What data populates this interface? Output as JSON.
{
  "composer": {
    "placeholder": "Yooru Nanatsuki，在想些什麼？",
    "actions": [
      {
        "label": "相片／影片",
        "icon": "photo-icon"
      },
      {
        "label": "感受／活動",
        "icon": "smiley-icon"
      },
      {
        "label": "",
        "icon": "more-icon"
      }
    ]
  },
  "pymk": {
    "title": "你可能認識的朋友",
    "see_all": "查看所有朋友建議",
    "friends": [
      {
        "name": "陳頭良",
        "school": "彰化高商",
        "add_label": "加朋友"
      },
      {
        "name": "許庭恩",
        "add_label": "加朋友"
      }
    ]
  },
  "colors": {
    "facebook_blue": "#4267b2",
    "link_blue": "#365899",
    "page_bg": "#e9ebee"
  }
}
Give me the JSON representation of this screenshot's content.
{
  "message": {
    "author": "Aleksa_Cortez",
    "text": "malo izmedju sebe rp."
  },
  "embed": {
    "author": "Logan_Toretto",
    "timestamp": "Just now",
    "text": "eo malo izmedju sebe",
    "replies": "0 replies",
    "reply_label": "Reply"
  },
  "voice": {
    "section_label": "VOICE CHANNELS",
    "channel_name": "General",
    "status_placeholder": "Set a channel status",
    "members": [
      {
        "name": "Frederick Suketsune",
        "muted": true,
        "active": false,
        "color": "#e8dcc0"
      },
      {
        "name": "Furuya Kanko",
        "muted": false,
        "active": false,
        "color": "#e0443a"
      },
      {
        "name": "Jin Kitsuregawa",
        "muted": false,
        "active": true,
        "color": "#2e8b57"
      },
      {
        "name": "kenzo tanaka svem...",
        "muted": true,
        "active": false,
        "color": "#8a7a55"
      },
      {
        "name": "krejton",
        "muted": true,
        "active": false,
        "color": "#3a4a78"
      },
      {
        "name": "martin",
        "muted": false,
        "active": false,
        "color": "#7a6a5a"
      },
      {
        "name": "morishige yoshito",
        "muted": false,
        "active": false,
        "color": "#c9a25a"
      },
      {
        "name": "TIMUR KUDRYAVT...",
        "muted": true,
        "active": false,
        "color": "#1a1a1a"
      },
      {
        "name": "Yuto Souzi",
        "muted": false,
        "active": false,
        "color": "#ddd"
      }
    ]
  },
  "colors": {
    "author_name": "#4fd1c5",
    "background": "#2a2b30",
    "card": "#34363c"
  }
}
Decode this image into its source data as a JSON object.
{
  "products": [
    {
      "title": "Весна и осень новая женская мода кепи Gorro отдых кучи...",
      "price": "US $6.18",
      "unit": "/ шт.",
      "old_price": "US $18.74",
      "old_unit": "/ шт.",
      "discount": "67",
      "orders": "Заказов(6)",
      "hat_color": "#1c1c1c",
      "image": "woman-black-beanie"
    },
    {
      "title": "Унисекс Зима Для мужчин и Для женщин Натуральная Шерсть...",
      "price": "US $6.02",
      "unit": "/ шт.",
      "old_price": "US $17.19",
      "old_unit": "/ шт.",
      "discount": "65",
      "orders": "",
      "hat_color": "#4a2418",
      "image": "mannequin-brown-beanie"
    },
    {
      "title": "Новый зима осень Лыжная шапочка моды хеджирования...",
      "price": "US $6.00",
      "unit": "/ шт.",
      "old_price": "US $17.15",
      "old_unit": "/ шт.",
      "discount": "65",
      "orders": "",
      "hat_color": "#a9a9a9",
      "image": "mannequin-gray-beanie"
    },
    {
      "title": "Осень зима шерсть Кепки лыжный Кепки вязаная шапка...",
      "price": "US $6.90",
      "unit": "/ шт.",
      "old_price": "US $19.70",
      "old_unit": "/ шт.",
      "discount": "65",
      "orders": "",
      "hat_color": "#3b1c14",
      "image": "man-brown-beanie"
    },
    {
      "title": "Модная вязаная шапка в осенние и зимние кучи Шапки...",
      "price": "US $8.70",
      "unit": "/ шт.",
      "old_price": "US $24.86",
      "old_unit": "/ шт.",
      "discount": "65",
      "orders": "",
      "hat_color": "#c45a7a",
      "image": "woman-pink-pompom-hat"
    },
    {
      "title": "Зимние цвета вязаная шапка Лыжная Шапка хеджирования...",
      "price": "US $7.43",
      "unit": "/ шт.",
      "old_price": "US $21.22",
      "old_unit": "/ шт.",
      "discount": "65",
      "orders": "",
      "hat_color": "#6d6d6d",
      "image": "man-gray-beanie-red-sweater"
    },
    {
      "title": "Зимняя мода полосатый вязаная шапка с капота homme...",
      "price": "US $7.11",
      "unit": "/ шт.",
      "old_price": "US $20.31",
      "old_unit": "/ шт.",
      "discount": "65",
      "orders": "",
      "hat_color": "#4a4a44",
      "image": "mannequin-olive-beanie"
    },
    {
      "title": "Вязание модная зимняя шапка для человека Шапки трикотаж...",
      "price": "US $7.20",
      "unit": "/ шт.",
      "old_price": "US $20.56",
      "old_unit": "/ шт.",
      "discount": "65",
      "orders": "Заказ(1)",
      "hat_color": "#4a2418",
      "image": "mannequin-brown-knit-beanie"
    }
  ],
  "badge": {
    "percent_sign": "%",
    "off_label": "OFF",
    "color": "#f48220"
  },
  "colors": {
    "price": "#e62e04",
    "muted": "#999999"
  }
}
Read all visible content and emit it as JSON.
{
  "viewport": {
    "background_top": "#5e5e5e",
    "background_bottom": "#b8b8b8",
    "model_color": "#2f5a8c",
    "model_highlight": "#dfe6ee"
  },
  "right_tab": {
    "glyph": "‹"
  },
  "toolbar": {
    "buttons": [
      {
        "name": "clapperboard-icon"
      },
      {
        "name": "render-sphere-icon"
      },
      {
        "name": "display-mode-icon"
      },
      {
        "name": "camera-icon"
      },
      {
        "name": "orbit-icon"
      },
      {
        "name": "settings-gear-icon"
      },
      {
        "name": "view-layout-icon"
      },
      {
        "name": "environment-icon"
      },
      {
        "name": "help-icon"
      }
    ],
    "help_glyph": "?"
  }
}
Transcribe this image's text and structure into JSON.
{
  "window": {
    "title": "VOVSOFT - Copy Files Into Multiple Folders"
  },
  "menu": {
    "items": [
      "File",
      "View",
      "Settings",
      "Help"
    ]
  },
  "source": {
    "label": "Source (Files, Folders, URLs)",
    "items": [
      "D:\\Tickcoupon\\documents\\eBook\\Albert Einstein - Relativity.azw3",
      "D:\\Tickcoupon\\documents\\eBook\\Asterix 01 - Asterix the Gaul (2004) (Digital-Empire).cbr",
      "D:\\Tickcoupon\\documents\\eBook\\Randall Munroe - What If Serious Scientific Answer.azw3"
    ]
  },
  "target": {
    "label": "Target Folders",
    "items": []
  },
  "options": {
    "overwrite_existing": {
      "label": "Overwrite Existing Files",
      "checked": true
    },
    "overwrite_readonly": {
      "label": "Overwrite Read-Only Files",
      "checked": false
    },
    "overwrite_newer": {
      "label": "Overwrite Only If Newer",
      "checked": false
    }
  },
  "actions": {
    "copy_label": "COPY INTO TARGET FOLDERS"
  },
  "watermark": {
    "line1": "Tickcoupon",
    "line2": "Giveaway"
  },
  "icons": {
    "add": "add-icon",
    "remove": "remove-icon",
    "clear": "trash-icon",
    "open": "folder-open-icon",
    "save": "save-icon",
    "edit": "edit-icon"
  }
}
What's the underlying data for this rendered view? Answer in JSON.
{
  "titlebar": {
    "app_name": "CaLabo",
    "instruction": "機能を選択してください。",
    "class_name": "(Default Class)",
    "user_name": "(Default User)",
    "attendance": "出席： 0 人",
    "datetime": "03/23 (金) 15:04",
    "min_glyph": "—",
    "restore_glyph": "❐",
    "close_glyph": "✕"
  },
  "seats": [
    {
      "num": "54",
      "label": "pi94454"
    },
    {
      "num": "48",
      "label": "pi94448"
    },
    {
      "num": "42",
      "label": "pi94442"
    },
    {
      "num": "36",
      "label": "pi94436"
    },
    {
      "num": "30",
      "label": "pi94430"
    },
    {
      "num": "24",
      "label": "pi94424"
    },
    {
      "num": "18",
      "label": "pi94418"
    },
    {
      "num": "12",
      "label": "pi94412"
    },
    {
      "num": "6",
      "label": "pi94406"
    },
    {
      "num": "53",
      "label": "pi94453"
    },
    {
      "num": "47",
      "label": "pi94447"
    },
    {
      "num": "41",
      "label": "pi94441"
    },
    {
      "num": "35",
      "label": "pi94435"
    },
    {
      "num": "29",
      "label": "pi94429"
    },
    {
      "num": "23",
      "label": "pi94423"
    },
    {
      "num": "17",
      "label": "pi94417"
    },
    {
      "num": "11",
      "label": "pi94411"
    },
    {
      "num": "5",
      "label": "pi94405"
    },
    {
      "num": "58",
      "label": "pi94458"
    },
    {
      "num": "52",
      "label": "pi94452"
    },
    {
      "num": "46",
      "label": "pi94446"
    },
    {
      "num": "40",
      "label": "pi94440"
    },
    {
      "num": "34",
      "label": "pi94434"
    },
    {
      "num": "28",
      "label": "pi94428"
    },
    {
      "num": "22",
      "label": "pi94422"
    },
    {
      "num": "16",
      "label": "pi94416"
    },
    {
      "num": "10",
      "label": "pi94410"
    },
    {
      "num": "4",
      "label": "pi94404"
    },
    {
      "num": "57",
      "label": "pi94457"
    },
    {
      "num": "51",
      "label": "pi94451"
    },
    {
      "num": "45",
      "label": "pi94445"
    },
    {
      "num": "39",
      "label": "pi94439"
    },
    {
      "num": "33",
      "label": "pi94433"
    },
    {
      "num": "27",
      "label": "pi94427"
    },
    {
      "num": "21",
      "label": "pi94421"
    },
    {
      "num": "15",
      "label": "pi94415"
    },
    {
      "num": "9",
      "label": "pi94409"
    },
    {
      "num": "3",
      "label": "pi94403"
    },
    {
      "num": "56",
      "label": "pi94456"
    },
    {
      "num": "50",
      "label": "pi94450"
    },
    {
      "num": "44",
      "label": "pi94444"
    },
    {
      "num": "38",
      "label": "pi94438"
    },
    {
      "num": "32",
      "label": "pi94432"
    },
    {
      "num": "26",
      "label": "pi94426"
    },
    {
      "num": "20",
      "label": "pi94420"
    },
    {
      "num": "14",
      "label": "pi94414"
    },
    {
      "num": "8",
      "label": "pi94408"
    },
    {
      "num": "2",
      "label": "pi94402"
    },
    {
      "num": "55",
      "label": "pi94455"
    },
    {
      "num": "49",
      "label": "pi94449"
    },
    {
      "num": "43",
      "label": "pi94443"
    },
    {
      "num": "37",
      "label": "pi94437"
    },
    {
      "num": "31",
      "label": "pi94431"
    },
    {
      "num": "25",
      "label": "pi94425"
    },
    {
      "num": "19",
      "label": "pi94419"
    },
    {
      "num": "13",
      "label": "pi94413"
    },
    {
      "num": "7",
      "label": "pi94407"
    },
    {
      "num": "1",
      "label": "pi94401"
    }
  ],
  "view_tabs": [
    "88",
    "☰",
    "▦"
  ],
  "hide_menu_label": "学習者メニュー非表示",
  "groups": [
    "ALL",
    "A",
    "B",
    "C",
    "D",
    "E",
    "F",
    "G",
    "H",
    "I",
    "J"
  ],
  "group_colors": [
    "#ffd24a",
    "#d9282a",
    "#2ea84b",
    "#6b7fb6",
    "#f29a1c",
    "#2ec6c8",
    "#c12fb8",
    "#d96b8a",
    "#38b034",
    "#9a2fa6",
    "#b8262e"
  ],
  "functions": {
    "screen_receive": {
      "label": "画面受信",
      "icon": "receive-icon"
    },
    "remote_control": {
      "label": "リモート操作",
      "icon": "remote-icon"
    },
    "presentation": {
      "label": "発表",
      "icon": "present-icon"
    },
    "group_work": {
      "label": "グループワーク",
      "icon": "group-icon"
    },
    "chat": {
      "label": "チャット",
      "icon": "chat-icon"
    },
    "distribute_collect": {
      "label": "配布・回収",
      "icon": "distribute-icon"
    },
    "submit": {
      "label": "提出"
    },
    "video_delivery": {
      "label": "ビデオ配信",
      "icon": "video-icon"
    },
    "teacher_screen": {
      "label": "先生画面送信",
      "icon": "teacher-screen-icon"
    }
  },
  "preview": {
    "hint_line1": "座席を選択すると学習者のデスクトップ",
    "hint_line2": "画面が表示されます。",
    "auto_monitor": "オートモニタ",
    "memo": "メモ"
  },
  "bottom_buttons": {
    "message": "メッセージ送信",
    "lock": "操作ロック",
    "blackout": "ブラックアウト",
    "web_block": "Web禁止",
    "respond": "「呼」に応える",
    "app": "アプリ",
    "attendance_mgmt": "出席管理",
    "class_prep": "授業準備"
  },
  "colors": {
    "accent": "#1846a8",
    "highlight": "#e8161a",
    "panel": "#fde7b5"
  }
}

▸ TASK DETAILS: How many of the lines above contain the string "data"? Give the number only.

▸ EXERCISE RESPONSE: 3